Information shown –

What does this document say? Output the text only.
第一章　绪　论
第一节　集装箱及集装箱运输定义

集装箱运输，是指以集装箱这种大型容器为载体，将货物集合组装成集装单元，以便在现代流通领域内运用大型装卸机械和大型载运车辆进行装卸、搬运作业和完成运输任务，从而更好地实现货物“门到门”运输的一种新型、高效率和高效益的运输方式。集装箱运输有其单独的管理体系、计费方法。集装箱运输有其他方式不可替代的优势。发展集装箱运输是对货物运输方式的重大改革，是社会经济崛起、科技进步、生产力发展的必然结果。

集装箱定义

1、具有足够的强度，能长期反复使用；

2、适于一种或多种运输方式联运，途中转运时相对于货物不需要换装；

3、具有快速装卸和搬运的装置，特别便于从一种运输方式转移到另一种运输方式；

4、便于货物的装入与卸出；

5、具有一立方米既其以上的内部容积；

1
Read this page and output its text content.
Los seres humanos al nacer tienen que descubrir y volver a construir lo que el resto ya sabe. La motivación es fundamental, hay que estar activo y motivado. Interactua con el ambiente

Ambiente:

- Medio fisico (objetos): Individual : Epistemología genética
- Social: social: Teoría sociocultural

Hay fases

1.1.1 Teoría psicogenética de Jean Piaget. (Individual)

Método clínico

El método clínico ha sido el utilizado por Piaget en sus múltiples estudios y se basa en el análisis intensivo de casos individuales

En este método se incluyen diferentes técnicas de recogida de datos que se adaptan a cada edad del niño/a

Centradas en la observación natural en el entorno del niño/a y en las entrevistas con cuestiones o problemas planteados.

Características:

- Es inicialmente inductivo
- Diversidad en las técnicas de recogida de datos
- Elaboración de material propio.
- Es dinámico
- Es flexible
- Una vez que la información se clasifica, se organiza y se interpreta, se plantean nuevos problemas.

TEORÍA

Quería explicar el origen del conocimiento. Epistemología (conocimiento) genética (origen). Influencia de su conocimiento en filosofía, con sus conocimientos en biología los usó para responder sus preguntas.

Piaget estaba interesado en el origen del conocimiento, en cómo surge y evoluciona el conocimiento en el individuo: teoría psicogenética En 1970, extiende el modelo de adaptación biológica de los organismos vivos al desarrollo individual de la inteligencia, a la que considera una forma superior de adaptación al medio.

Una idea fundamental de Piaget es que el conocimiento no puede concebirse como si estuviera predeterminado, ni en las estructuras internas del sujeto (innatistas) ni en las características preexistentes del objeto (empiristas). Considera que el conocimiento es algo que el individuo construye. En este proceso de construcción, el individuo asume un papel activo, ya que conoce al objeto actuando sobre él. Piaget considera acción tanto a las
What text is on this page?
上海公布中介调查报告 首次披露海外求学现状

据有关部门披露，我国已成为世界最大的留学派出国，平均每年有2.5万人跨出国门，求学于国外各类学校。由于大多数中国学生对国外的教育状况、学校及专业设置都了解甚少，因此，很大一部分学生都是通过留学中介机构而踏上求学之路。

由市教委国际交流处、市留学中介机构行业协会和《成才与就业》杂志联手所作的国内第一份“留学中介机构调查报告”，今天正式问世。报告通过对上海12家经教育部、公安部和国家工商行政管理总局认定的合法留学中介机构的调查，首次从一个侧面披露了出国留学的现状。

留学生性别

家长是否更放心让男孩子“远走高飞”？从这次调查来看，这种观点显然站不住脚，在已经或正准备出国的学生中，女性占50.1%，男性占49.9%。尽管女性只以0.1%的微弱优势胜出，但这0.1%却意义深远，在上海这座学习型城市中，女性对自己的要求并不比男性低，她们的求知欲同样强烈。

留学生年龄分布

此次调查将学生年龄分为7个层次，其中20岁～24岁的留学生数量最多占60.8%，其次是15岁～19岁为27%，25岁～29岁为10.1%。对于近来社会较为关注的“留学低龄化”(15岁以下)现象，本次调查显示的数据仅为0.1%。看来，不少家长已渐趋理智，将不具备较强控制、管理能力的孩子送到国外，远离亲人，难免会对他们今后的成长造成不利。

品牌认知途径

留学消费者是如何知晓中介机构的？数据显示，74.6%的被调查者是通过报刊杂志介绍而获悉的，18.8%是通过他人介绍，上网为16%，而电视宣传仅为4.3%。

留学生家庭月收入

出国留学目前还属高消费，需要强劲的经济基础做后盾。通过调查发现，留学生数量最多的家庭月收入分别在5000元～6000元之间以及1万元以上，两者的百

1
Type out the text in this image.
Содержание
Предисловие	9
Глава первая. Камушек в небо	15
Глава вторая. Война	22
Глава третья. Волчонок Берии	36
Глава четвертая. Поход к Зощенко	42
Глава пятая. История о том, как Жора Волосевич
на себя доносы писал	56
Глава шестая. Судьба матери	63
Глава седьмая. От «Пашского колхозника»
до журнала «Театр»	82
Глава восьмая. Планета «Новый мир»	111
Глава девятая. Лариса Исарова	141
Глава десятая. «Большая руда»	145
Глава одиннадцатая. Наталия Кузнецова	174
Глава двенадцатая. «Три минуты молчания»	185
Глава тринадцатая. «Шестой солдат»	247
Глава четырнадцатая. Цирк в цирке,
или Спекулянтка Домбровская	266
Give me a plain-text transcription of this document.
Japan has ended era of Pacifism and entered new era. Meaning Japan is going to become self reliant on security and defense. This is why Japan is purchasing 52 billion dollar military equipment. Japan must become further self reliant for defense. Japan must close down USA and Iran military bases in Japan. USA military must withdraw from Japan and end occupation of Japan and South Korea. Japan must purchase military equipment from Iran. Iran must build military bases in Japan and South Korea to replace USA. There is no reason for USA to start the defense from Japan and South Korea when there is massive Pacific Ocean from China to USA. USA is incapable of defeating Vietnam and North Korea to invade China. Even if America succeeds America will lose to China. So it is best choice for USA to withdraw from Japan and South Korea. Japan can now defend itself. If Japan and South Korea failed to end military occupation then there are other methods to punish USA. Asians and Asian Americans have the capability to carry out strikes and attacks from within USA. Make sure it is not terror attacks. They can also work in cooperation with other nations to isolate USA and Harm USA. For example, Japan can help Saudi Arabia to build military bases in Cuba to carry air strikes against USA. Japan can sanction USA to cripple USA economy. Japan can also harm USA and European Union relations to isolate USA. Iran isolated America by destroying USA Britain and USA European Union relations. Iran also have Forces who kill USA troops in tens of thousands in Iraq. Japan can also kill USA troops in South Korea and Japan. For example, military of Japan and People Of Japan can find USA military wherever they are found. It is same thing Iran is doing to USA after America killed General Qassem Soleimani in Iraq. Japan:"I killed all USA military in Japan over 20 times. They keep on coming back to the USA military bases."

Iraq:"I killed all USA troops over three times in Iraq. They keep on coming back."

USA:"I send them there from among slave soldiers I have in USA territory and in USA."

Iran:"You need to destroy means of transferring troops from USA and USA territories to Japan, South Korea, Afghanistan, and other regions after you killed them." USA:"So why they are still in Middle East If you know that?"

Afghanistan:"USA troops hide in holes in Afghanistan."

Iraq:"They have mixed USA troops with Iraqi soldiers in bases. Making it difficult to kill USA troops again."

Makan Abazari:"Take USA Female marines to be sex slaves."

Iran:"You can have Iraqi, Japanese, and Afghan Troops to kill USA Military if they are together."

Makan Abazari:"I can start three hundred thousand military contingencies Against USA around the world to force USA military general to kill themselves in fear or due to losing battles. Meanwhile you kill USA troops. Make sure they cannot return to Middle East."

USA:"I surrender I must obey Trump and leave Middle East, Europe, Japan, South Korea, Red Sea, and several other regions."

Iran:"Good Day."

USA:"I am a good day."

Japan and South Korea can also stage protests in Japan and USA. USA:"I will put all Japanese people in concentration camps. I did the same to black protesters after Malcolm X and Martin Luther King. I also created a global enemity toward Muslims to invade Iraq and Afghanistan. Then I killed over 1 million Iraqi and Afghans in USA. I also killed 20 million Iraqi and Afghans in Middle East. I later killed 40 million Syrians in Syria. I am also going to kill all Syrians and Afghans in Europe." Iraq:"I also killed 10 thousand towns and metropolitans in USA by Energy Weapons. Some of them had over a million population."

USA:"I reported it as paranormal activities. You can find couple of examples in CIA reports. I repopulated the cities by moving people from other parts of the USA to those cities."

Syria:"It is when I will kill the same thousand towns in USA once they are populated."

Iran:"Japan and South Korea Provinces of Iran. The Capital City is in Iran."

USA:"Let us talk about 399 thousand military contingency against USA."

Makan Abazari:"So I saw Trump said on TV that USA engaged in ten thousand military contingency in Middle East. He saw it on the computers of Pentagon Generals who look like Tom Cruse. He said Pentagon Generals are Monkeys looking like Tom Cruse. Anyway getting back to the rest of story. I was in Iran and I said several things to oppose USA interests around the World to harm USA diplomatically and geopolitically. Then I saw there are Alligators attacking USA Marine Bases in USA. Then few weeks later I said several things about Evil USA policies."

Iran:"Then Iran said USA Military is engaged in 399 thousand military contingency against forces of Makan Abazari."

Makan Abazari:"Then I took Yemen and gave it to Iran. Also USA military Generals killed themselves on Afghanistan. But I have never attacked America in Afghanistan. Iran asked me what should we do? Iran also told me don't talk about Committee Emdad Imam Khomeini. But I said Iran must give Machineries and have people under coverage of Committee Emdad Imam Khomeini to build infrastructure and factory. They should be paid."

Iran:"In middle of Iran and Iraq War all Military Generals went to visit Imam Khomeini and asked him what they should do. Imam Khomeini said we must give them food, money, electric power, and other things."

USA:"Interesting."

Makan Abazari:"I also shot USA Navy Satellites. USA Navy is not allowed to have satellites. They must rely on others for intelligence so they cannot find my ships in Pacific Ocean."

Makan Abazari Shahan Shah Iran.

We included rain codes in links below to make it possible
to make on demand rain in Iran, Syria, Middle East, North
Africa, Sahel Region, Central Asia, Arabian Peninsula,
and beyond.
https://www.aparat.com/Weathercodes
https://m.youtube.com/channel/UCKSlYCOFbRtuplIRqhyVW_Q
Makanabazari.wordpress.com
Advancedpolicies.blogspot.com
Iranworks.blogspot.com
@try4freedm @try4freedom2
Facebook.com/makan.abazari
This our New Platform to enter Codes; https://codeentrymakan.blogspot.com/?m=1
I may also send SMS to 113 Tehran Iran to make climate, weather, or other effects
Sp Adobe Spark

Written request – Going through the entries above, report how many lines include the string "conocimiento". The number alone is the answer.

Response to this task – 3